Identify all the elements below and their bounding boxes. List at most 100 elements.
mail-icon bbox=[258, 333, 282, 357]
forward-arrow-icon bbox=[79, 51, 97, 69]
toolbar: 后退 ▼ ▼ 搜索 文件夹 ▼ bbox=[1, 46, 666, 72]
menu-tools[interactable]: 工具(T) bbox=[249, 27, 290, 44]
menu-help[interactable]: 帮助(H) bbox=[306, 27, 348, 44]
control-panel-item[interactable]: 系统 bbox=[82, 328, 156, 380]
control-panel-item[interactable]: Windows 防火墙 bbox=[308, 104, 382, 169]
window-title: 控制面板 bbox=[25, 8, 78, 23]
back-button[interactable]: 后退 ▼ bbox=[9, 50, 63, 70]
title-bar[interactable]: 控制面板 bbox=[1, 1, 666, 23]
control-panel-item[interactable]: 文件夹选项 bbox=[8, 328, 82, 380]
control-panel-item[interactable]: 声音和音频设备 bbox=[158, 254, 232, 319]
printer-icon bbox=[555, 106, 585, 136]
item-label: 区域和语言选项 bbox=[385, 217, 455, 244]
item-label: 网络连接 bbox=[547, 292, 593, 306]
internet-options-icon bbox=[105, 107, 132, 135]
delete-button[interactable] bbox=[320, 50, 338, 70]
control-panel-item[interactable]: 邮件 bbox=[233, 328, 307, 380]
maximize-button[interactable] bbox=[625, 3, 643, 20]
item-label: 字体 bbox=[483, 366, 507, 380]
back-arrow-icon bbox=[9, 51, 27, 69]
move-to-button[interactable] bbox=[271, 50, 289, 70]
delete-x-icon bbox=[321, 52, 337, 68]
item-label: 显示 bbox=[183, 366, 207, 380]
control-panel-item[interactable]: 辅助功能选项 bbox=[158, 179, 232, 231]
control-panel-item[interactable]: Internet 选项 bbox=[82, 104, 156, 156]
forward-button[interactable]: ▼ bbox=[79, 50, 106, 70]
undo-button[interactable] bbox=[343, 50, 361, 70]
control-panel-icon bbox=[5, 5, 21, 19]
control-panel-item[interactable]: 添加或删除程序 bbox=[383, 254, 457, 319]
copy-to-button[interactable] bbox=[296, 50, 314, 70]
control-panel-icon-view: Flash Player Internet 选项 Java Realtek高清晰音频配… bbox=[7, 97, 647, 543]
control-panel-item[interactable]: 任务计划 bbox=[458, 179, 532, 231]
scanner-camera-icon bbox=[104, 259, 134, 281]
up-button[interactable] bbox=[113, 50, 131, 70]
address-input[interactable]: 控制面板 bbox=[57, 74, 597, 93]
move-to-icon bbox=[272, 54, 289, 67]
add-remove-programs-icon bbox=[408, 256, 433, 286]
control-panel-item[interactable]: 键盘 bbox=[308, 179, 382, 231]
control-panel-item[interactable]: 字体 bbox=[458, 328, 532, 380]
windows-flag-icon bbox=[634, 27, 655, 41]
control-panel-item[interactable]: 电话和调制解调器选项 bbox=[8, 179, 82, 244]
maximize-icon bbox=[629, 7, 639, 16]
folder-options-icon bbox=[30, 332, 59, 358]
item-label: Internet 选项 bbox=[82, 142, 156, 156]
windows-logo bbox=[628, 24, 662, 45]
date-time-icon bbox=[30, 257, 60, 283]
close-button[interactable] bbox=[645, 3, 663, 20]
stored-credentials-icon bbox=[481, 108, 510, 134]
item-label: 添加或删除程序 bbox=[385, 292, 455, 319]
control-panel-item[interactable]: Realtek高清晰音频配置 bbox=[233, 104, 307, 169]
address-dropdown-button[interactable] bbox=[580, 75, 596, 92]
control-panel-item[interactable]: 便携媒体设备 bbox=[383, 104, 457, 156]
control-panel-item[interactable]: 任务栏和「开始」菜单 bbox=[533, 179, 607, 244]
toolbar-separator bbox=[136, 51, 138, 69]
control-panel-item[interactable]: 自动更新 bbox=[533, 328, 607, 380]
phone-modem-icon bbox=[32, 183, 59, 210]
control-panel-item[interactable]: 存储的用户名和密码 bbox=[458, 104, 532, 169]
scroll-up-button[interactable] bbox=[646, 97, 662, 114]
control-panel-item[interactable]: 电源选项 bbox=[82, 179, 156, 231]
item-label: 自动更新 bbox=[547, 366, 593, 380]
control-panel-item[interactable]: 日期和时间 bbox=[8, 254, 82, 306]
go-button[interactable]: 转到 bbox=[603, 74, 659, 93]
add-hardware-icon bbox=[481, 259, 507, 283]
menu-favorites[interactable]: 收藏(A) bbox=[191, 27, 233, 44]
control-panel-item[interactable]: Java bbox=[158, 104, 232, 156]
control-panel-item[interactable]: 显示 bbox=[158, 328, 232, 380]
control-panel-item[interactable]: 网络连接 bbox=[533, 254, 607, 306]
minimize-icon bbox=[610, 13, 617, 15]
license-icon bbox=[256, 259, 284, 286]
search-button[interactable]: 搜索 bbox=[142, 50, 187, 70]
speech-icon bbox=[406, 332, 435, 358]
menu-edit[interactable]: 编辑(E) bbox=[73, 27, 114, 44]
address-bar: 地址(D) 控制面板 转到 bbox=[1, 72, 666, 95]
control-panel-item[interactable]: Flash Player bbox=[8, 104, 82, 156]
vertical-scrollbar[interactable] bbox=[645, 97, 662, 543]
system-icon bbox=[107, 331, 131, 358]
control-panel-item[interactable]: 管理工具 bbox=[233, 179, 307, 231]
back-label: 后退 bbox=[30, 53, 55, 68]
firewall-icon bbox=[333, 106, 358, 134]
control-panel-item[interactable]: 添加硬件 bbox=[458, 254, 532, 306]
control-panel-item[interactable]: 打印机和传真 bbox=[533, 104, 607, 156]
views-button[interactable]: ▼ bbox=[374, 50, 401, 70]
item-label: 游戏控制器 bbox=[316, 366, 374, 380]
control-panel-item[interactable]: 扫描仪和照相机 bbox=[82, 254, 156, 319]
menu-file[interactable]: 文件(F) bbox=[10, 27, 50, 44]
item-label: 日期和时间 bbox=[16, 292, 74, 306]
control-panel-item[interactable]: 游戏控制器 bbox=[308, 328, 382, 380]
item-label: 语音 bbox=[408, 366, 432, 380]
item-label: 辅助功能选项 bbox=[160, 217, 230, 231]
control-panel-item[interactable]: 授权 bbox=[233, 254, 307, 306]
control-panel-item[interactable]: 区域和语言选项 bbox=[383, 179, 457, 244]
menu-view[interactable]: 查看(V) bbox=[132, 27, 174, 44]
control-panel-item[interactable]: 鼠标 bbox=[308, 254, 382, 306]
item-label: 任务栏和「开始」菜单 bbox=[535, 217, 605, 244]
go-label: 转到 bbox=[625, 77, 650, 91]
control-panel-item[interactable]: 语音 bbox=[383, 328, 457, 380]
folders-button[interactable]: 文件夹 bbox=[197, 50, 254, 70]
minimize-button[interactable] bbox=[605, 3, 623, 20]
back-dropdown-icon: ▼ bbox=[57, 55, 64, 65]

========================

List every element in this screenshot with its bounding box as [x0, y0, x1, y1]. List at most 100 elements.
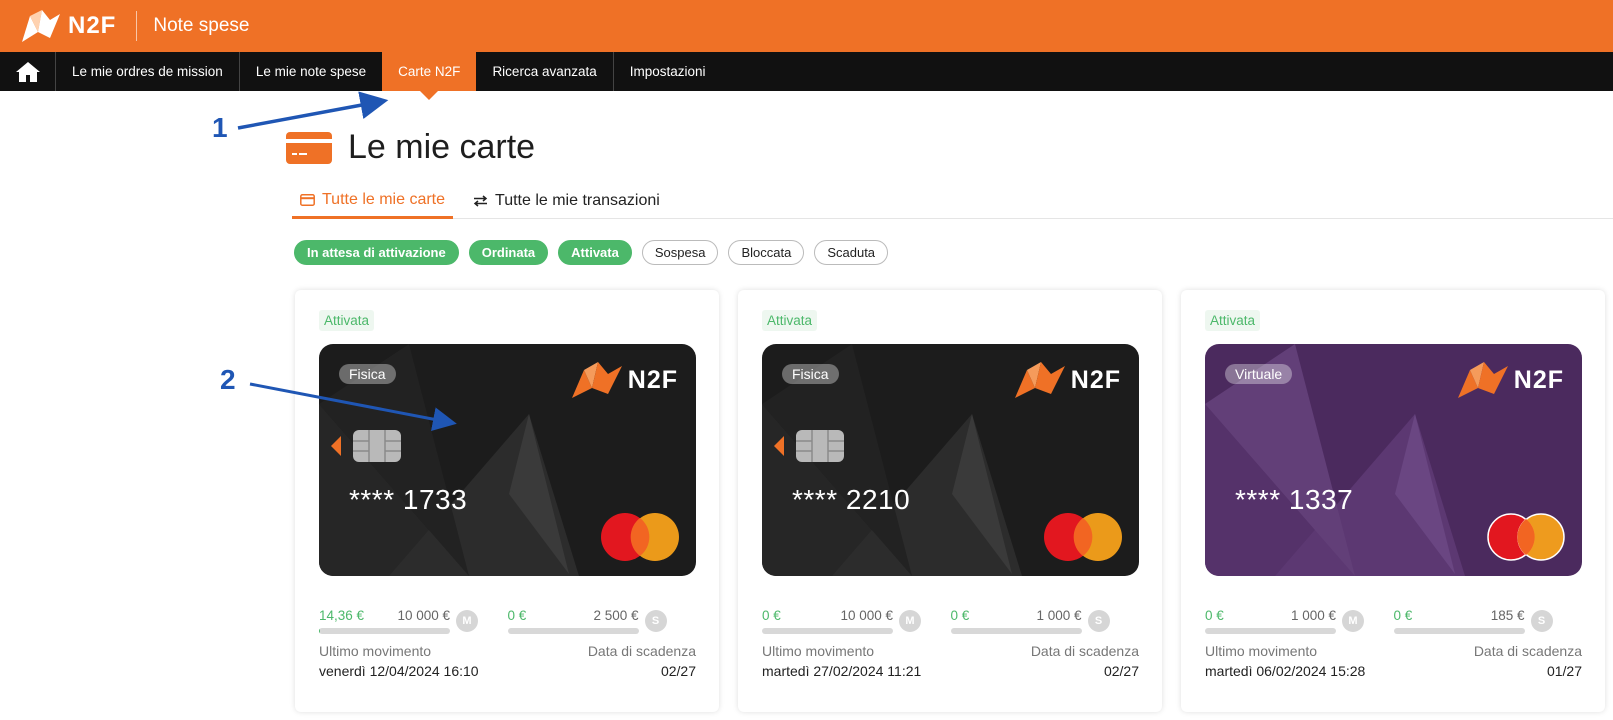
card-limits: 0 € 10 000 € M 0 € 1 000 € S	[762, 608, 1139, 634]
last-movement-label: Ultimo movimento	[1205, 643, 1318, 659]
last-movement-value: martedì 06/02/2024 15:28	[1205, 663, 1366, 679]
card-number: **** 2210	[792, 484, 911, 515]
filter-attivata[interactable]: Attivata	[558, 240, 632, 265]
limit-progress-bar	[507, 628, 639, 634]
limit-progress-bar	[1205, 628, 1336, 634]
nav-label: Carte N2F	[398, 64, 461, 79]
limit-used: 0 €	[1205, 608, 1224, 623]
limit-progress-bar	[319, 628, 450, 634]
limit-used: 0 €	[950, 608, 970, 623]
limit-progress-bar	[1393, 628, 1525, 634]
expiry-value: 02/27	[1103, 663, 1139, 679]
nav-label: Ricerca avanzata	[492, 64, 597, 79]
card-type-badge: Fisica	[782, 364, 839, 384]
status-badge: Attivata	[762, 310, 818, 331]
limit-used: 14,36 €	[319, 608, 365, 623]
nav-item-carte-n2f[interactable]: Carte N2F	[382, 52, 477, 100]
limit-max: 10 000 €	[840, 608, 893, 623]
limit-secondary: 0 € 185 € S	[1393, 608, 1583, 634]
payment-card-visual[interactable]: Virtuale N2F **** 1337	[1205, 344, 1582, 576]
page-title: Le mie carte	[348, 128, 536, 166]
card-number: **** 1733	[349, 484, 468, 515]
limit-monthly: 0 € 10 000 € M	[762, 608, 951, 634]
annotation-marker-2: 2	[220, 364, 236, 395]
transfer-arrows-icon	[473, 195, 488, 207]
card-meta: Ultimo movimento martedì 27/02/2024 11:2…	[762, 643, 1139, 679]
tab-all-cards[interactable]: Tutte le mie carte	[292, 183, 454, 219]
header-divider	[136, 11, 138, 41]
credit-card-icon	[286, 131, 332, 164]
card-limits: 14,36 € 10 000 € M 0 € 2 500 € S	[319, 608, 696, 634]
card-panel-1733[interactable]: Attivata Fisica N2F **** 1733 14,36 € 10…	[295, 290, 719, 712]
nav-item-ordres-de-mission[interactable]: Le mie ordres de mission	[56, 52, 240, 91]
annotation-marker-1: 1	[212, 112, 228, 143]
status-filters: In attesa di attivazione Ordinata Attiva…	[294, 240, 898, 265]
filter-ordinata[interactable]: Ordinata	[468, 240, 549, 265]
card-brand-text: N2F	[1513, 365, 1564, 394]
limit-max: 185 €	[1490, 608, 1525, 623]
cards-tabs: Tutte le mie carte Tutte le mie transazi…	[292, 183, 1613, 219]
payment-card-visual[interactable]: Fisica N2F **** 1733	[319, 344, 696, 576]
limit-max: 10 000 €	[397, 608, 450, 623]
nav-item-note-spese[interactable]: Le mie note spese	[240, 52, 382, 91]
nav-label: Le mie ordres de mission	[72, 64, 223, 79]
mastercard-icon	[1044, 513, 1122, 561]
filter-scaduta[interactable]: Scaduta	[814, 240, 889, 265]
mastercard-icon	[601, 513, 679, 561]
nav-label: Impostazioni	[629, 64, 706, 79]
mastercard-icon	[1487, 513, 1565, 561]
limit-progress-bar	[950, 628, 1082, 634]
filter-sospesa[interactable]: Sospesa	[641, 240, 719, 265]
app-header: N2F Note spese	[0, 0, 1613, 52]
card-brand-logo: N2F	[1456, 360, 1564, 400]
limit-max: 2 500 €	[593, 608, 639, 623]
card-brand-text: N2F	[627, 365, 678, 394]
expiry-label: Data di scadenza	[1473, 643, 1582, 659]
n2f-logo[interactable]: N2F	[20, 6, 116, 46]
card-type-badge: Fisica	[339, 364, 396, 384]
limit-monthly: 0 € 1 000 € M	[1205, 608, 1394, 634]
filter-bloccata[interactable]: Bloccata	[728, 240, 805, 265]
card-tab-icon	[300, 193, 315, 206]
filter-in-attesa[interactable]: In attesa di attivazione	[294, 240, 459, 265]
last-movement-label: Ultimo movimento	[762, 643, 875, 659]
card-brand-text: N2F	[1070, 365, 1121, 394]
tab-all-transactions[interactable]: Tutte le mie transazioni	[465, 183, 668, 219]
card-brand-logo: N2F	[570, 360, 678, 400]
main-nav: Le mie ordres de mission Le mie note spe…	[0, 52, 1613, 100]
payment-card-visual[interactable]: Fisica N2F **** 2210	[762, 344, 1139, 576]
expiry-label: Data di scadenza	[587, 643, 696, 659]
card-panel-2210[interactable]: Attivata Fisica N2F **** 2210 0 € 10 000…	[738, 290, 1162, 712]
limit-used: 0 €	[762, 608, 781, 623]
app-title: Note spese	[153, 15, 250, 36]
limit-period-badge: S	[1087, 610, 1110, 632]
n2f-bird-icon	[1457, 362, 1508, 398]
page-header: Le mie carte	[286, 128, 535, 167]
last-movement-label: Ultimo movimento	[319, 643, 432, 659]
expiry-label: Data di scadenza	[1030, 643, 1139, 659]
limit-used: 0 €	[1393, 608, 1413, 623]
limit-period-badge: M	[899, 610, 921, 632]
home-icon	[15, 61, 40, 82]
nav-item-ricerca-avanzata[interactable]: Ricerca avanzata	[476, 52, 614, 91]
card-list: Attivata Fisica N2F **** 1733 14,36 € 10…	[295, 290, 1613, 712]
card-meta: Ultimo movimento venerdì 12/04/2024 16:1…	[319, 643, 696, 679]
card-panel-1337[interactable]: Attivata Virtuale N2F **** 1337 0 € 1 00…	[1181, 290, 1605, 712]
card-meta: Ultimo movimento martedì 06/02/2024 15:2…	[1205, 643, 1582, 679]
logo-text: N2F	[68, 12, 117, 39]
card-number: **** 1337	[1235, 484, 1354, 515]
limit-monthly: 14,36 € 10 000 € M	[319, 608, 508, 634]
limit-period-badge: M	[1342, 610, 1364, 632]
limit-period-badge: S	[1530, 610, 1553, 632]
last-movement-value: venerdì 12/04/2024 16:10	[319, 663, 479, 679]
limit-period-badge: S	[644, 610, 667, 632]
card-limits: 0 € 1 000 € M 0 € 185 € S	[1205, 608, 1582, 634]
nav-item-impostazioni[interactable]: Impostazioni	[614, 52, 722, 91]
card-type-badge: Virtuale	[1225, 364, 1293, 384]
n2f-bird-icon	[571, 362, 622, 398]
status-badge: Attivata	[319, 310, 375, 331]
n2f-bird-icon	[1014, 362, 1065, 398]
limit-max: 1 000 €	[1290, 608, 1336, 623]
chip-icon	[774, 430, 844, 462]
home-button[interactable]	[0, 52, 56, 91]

========================

Written exercise
Please show every line of the listing that contains the string "venerdì", with case counting.

Output for this exercise
card-meta: Ultimo movimento venerdì 12/04/2024 16:1…	[319, 643, 696, 679]
last-movement-value: venerdì 12/04/2024 16:10	[319, 663, 479, 679]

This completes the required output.